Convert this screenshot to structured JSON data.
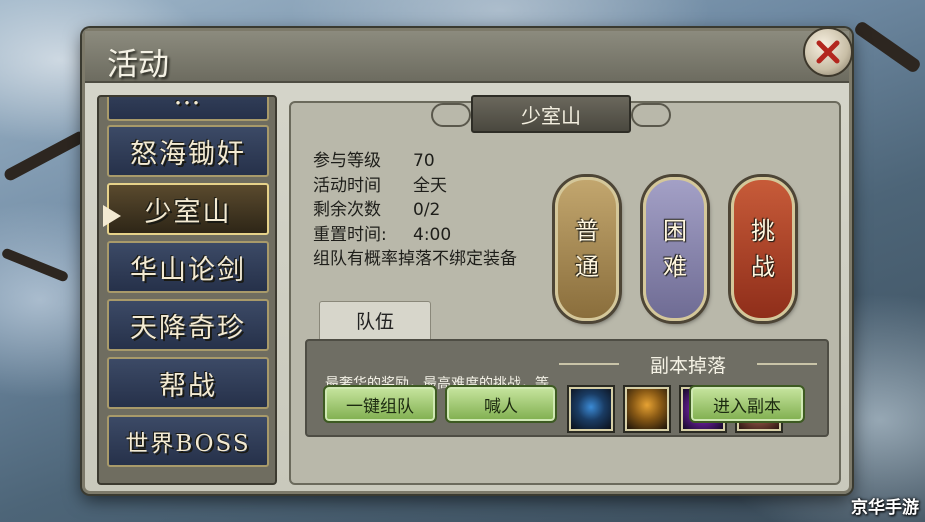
{
  "window": {
    "title": "活动"
  },
  "sidebar": {
    "items": [
      {
        "label": "…",
        "selected": false
      },
      {
        "label": "怒海锄奸",
        "selected": false
      },
      {
        "label": "少室山",
        "selected": true
      },
      {
        "label": "华山论剑",
        "selected": false
      },
      {
        "label": "天降奇珍",
        "selected": false
      },
      {
        "label": "帮战",
        "selected": false
      },
      {
        "label": "世界BOSS",
        "selected": false
      }
    ]
  },
  "main": {
    "title": "少室山",
    "info": [
      {
        "key": "参与等级",
        "value": "70"
      },
      {
        "key": "活动时间",
        "value": "全天"
      },
      {
        "key": "剩余次数",
        "value": "0/2"
      },
      {
        "key": "重置时间:",
        "value": "4:00"
      }
    ],
    "note": "组队有概率掉落不绑定装备",
    "difficulty": [
      {
        "label_top": "普",
        "label_bottom": "通"
      },
      {
        "label_top": "困",
        "label_bottom": "难"
      },
      {
        "label_top": "挑",
        "label_bottom": "战"
      }
    ],
    "team": {
      "tab_label": "队伍",
      "description": "最奢华的奖励，最高难度的挑战，等待着你们组队前来",
      "drops_title": "副本掉落",
      "drops": [
        "armor-item-icon",
        "helmet-item-icon",
        "orb-item-icon",
        "portrait-item-icon"
      ]
    },
    "buttons": {
      "onekey": "一键组队",
      "shout": "喊人",
      "enter": "进入副本"
    }
  },
  "watermark": "京华手游"
}
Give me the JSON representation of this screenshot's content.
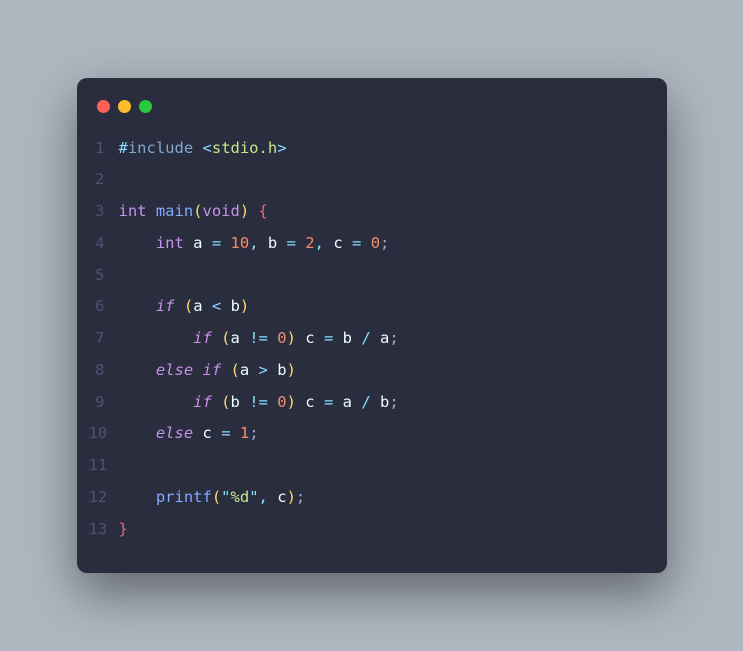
{
  "window": {
    "traffic_lights": {
      "red": "#ff5f56",
      "yellow": "#ffbd2e",
      "green": "#27c93f"
    }
  },
  "code": {
    "language": "c",
    "lines": [
      {
        "num": "1",
        "tokens": [
          [
            "mtk-dir",
            "#"
          ],
          [
            "mtk-include",
            "include"
          ],
          [
            "plain",
            " "
          ],
          [
            "mtk-dir",
            "<"
          ],
          [
            "mtk-str",
            "stdio.h"
          ],
          [
            "mtk-dir",
            ">"
          ]
        ]
      },
      {
        "num": "2",
        "tokens": []
      },
      {
        "num": "3",
        "tokens": [
          [
            "mtk-type",
            "int"
          ],
          [
            "plain",
            " "
          ],
          [
            "mtk-fn",
            "main"
          ],
          [
            "mtk-paren",
            "("
          ],
          [
            "mtk-type",
            "void"
          ],
          [
            "mtk-paren",
            ")"
          ],
          [
            "plain",
            " "
          ],
          [
            "mtk-brace",
            "{"
          ]
        ]
      },
      {
        "num": "4",
        "tokens": [
          [
            "plain",
            "    "
          ],
          [
            "mtk-type",
            "int"
          ],
          [
            "plain",
            " "
          ],
          [
            "mtk-var",
            "a"
          ],
          [
            "plain",
            " "
          ],
          [
            "mtk-op",
            "="
          ],
          [
            "plain",
            " "
          ],
          [
            "mtk-num",
            "10"
          ],
          [
            "mtk-punc",
            ","
          ],
          [
            "plain",
            " "
          ],
          [
            "mtk-var",
            "b"
          ],
          [
            "plain",
            " "
          ],
          [
            "mtk-op",
            "="
          ],
          [
            "plain",
            " "
          ],
          [
            "mtk-num",
            "2"
          ],
          [
            "mtk-punc",
            ","
          ],
          [
            "plain",
            " "
          ],
          [
            "mtk-var",
            "c"
          ],
          [
            "plain",
            " "
          ],
          [
            "mtk-op",
            "="
          ],
          [
            "plain",
            " "
          ],
          [
            "mtk-num",
            "0"
          ],
          [
            "mtk-semi",
            ";"
          ]
        ]
      },
      {
        "num": "5",
        "tokens": []
      },
      {
        "num": "6",
        "tokens": [
          [
            "plain",
            "    "
          ],
          [
            "mtk-kw",
            "if"
          ],
          [
            "plain",
            " "
          ],
          [
            "mtk-paren",
            "("
          ],
          [
            "mtk-var",
            "a"
          ],
          [
            "plain",
            " "
          ],
          [
            "mtk-op",
            "<"
          ],
          [
            "plain",
            " "
          ],
          [
            "mtk-var",
            "b"
          ],
          [
            "mtk-paren",
            ")"
          ]
        ]
      },
      {
        "num": "7",
        "tokens": [
          [
            "plain",
            "        "
          ],
          [
            "mtk-kw",
            "if"
          ],
          [
            "plain",
            " "
          ],
          [
            "mtk-paren",
            "("
          ],
          [
            "mtk-var",
            "a"
          ],
          [
            "plain",
            " "
          ],
          [
            "mtk-op",
            "!="
          ],
          [
            "plain",
            " "
          ],
          [
            "mtk-num",
            "0"
          ],
          [
            "mtk-paren",
            ")"
          ],
          [
            "plain",
            " "
          ],
          [
            "mtk-var",
            "c"
          ],
          [
            "plain",
            " "
          ],
          [
            "mtk-op",
            "="
          ],
          [
            "plain",
            " "
          ],
          [
            "mtk-var",
            "b"
          ],
          [
            "plain",
            " "
          ],
          [
            "mtk-op",
            "/"
          ],
          [
            "plain",
            " "
          ],
          [
            "mtk-var",
            "a"
          ],
          [
            "mtk-semi",
            ";"
          ]
        ]
      },
      {
        "num": "8",
        "tokens": [
          [
            "plain",
            "    "
          ],
          [
            "mtk-kw",
            "else"
          ],
          [
            "plain",
            " "
          ],
          [
            "mtk-kw",
            "if"
          ],
          [
            "plain",
            " "
          ],
          [
            "mtk-paren",
            "("
          ],
          [
            "mtk-var",
            "a"
          ],
          [
            "plain",
            " "
          ],
          [
            "mtk-op",
            ">"
          ],
          [
            "plain",
            " "
          ],
          [
            "mtk-var",
            "b"
          ],
          [
            "mtk-paren",
            ")"
          ]
        ]
      },
      {
        "num": "9",
        "tokens": [
          [
            "plain",
            "        "
          ],
          [
            "mtk-kw",
            "if"
          ],
          [
            "plain",
            " "
          ],
          [
            "mtk-paren",
            "("
          ],
          [
            "mtk-var",
            "b"
          ],
          [
            "plain",
            " "
          ],
          [
            "mtk-op",
            "!="
          ],
          [
            "plain",
            " "
          ],
          [
            "mtk-num",
            "0"
          ],
          [
            "mtk-paren",
            ")"
          ],
          [
            "plain",
            " "
          ],
          [
            "mtk-var",
            "c"
          ],
          [
            "plain",
            " "
          ],
          [
            "mtk-op",
            "="
          ],
          [
            "plain",
            " "
          ],
          [
            "mtk-var",
            "a"
          ],
          [
            "plain",
            " "
          ],
          [
            "mtk-op",
            "/"
          ],
          [
            "plain",
            " "
          ],
          [
            "mtk-var",
            "b"
          ],
          [
            "mtk-semi",
            ";"
          ]
        ]
      },
      {
        "num": "10",
        "tokens": [
          [
            "plain",
            "    "
          ],
          [
            "mtk-kw",
            "else"
          ],
          [
            "plain",
            " "
          ],
          [
            "mtk-var",
            "c"
          ],
          [
            "plain",
            " "
          ],
          [
            "mtk-op",
            "="
          ],
          [
            "plain",
            " "
          ],
          [
            "mtk-num",
            "1"
          ],
          [
            "mtk-semi",
            ";"
          ]
        ]
      },
      {
        "num": "11",
        "tokens": []
      },
      {
        "num": "12",
        "tokens": [
          [
            "plain",
            "    "
          ],
          [
            "mtk-fn",
            "printf"
          ],
          [
            "mtk-paren",
            "("
          ],
          [
            "mtk-punc",
            "\""
          ],
          [
            "mtk-str",
            "%d"
          ],
          [
            "mtk-punc",
            "\""
          ],
          [
            "mtk-punc",
            ","
          ],
          [
            "plain",
            " "
          ],
          [
            "mtk-var",
            "c"
          ],
          [
            "mtk-paren",
            ")"
          ],
          [
            "mtk-semi",
            ";"
          ]
        ]
      },
      {
        "num": "13",
        "tokens": [
          [
            "mtk-brace",
            "}"
          ]
        ]
      }
    ]
  }
}
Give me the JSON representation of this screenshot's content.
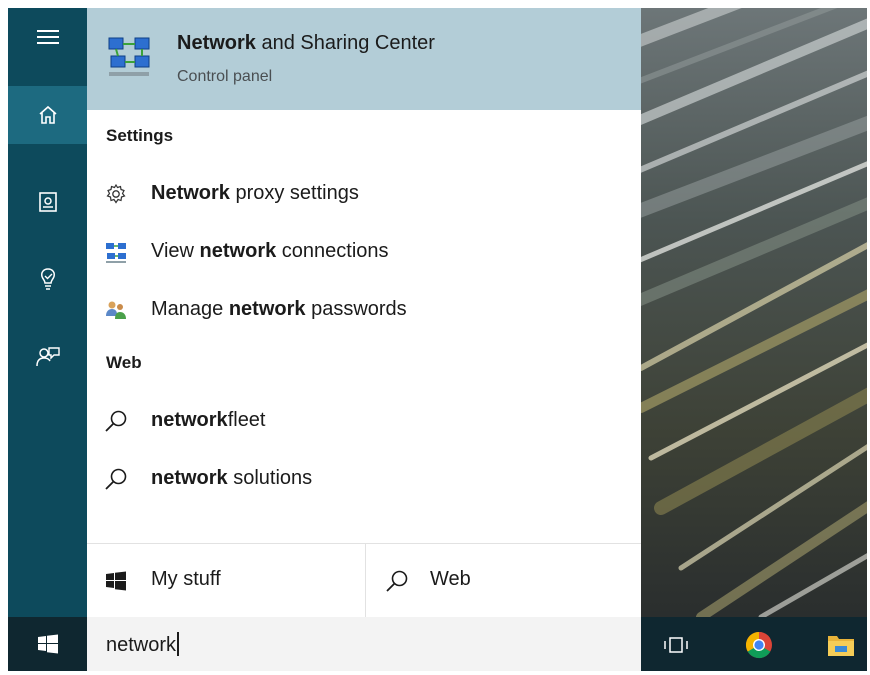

YOUR GOAL: Select and copy each line from the data that includes the word "icon".

RESULT:
        "armor-item-icon",
        "helmet-item-icon",
        "orb-item-icon",
        "portrait-item-icon"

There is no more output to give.